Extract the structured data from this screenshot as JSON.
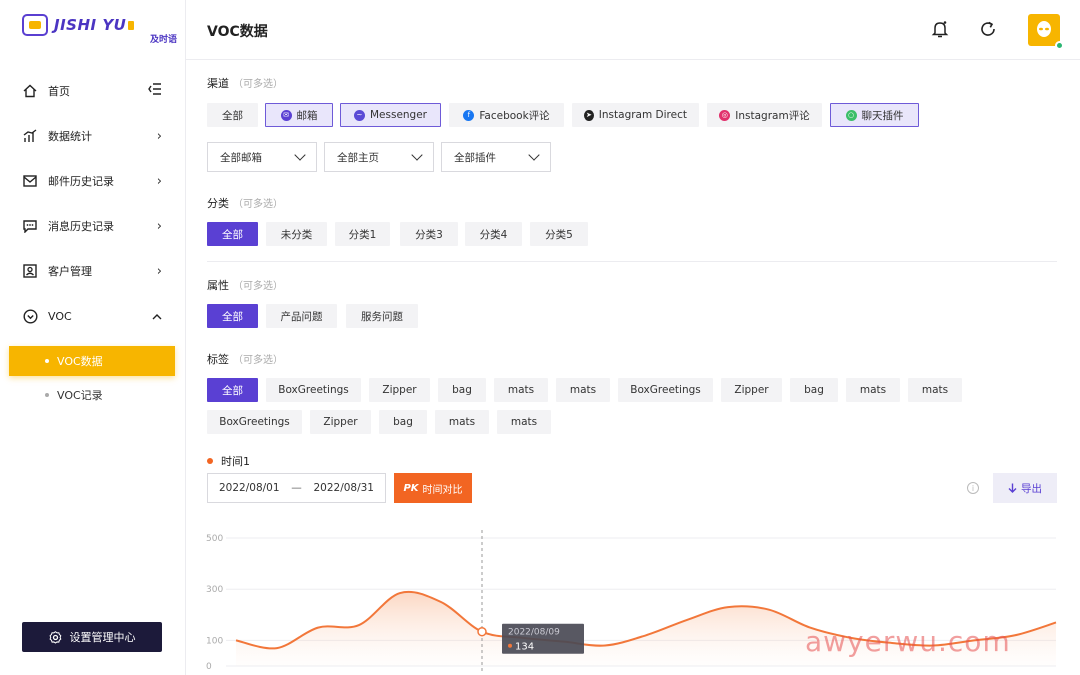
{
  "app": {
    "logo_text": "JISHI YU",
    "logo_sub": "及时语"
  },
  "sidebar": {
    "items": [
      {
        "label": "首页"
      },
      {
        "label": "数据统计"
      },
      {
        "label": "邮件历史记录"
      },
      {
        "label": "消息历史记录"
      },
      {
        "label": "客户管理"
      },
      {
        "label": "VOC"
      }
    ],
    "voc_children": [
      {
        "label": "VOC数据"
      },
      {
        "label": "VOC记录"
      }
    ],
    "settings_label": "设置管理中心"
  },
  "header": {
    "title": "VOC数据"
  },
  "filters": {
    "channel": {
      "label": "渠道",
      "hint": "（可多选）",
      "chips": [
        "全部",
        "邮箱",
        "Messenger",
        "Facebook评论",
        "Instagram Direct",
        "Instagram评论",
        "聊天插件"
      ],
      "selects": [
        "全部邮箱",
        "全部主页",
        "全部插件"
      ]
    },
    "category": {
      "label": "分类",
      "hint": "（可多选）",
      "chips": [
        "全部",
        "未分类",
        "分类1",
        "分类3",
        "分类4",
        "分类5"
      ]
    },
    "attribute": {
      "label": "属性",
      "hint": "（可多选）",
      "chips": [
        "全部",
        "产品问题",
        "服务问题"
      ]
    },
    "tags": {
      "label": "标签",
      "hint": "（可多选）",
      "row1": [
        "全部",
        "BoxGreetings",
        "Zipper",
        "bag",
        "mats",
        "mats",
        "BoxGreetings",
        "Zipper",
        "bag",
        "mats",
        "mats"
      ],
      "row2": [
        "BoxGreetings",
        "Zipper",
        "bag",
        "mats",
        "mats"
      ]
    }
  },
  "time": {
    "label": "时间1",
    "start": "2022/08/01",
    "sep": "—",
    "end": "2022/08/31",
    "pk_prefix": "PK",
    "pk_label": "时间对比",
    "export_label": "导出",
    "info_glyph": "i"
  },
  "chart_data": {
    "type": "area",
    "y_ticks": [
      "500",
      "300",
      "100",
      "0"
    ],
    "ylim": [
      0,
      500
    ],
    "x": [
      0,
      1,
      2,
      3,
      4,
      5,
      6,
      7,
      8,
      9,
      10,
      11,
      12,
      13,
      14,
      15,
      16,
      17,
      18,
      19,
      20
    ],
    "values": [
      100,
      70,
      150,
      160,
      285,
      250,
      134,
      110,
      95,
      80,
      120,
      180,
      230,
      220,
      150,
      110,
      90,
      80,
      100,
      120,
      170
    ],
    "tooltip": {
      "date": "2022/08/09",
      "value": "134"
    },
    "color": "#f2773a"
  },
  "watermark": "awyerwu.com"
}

++++++++++

- _AIM_: Quote the preceding records in their entirety, excluding every picture.

- _COMPLETE OUTPUT_:
Extract the structured data from this screenshot as JSON.
{
  "app": {
    "logo_text": "JISHI YU",
    "logo_sub": "及时语"
  },
  "sidebar": {
    "items": [
      {
        "label": "首页"
      },
      {
        "label": "数据统计"
      },
      {
        "label": "邮件历史记录"
      },
      {
        "label": "消息历史记录"
      },
      {
        "label": "客户管理"
      },
      {
        "label": "VOC"
      }
    ],
    "voc_children": [
      {
        "label": "VOC数据"
      },
      {
        "label": "VOC记录"
      }
    ],
    "settings_label": "设置管理中心"
  },
  "header": {
    "title": "VOC数据"
  },
  "filters": {
    "channel": {
      "label": "渠道",
      "hint": "（可多选）",
      "chips": [
        "全部",
        "邮箱",
        "Messenger",
        "Facebook评论",
        "Instagram Direct",
        "Instagram评论",
        "聊天插件"
      ],
      "selects": [
        "全部邮箱",
        "全部主页",
        "全部插件"
      ]
    },
    "category": {
      "label": "分类",
      "hint": "（可多选）",
      "chips": [
        "全部",
        "未分类",
        "分类1",
        "分类3",
        "分类4",
        "分类5"
      ]
    },
    "attribute": {
      "label": "属性",
      "hint": "（可多选）",
      "chips": [
        "全部",
        "产品问题",
        "服务问题"
      ]
    },
    "tags": {
      "label": "标签",
      "hint": "（可多选）",
      "row1": [
        "全部",
        "BoxGreetings",
        "Zipper",
        "bag",
        "mats",
        "mats",
        "BoxGreetings",
        "Zipper",
        "bag",
        "mats",
        "mats"
      ],
      "row2": [
        "BoxGreetings",
        "Zipper",
        "bag",
        "mats",
        "mats"
      ]
    }
  },
  "time": {
    "label": "时间1",
    "start": "2022/08/01",
    "sep": "—",
    "end": "2022/08/31",
    "pk_prefix": "PK",
    "pk_label": "时间对比",
    "export_label": "导出",
    "info_glyph": "i"
  },
  "chart_data": {
    "type": "area",
    "y_ticks": [
      "500",
      "300",
      "100",
      "0"
    ],
    "ylim": [
      0,
      500
    ],
    "x": [
      0,
      1,
      2,
      3,
      4,
      5,
      6,
      7,
      8,
      9,
      10,
      11,
      12,
      13,
      14,
      15,
      16,
      17,
      18,
      19,
      20
    ],
    "values": [
      100,
      70,
      150,
      160,
      285,
      250,
      134,
      110,
      95,
      80,
      120,
      180,
      230,
      220,
      150,
      110,
      90,
      80,
      100,
      120,
      170
    ],
    "tooltip": {
      "date": "2022/08/09",
      "value": "134"
    },
    "color": "#f2773a"
  },
  "watermark": "awyerwu.com"
}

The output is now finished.